::: Material provided :::

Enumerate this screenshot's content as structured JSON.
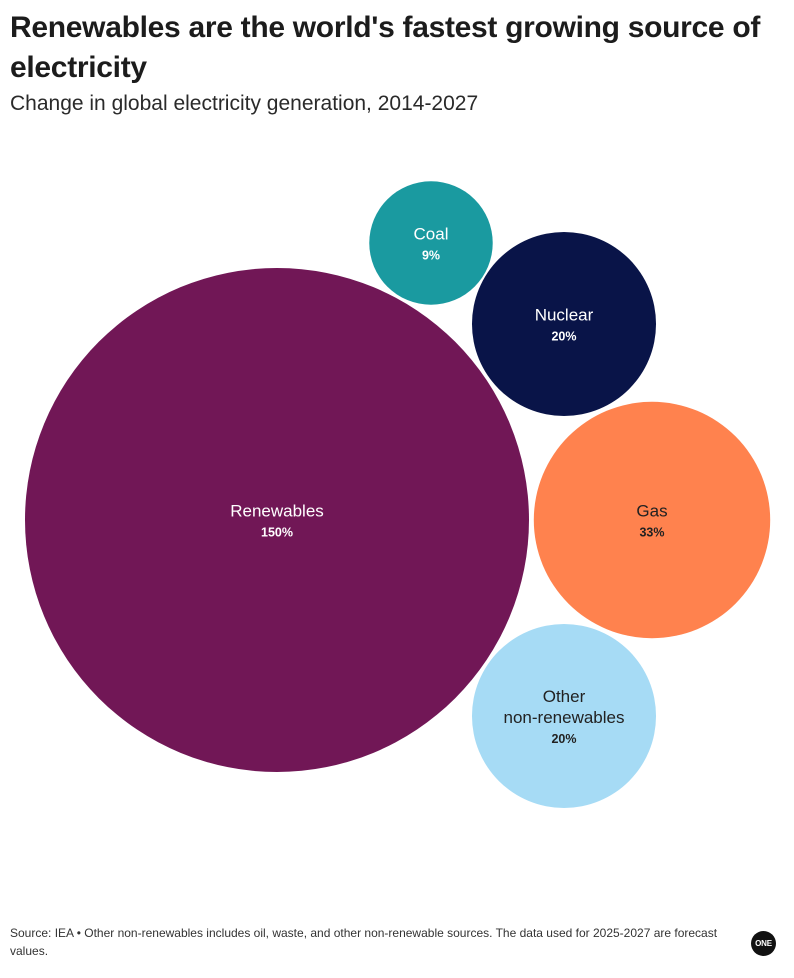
{
  "header": {
    "title": "Renewables are the world's fastest growing source of electricity",
    "subtitle": "Change in global electricity generation, 2014-2027"
  },
  "chart_data": {
    "type": "bubble",
    "title": "Renewables are the world's fastest growing source of electricity",
    "subtitle": "Change in global electricity generation, 2014-2027",
    "unit": "%",
    "series": [
      {
        "name": "Renewables",
        "label_lines": [
          "Renewables"
        ],
        "value": 150,
        "value_label": "150%",
        "color": "#711756",
        "text_color": "#ffffff"
      },
      {
        "name": "Coal",
        "label_lines": [
          "Coal"
        ],
        "value": 9,
        "value_label": "9%",
        "color": "#1a9aa0",
        "text_color": "#ffffff"
      },
      {
        "name": "Nuclear",
        "label_lines": [
          "Nuclear"
        ],
        "value": 20,
        "value_label": "20%",
        "color": "#091448",
        "text_color": "#ffffff"
      },
      {
        "name": "Gas",
        "label_lines": [
          "Gas"
        ],
        "value": 33,
        "value_label": "33%",
        "color": "#ff824e",
        "text_color": "#222222"
      },
      {
        "name": "Other non-renewables",
        "label_lines": [
          "Other",
          "non-renewables"
        ],
        "value": 20,
        "value_label": "20%",
        "color": "#a6dbf5",
        "text_color": "#222222"
      }
    ]
  },
  "footer": {
    "source": "Source: IEA • Other non-renewables includes oil, waste, and other non-renewable sources. The data used for 2025-2027 are forecast values."
  },
  "logo": {
    "text": "ONE"
  }
}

:::

__What the task asks__.
Print the full listing exactly, dropping the pictures.

__Correct result__.
Enumerate this screenshot's content as structured JSON.
{
  "header": {
    "title": "Renewables are the world's fastest growing source of electricity",
    "subtitle": "Change in global electricity generation, 2014-2027"
  },
  "chart_data": {
    "type": "bubble",
    "title": "Renewables are the world's fastest growing source of electricity",
    "subtitle": "Change in global electricity generation, 2014-2027",
    "unit": "%",
    "series": [
      {
        "name": "Renewables",
        "label_lines": [
          "Renewables"
        ],
        "value": 150,
        "value_label": "150%",
        "color": "#711756",
        "text_color": "#ffffff"
      },
      {
        "name": "Coal",
        "label_lines": [
          "Coal"
        ],
        "value": 9,
        "value_label": "9%",
        "color": "#1a9aa0",
        "text_color": "#ffffff"
      },
      {
        "name": "Nuclear",
        "label_lines": [
          "Nuclear"
        ],
        "value": 20,
        "value_label": "20%",
        "color": "#091448",
        "text_color": "#ffffff"
      },
      {
        "name": "Gas",
        "label_lines": [
          "Gas"
        ],
        "value": 33,
        "value_label": "33%",
        "color": "#ff824e",
        "text_color": "#222222"
      },
      {
        "name": "Other non-renewables",
        "label_lines": [
          "Other",
          "non-renewables"
        ],
        "value": 20,
        "value_label": "20%",
        "color": "#a6dbf5",
        "text_color": "#222222"
      }
    ]
  },
  "footer": {
    "source": "Source: IEA • Other non-renewables includes oil, waste, and other non-renewable sources. The data used for 2025-2027 are forecast values."
  },
  "logo": {
    "text": "ONE"
  }
}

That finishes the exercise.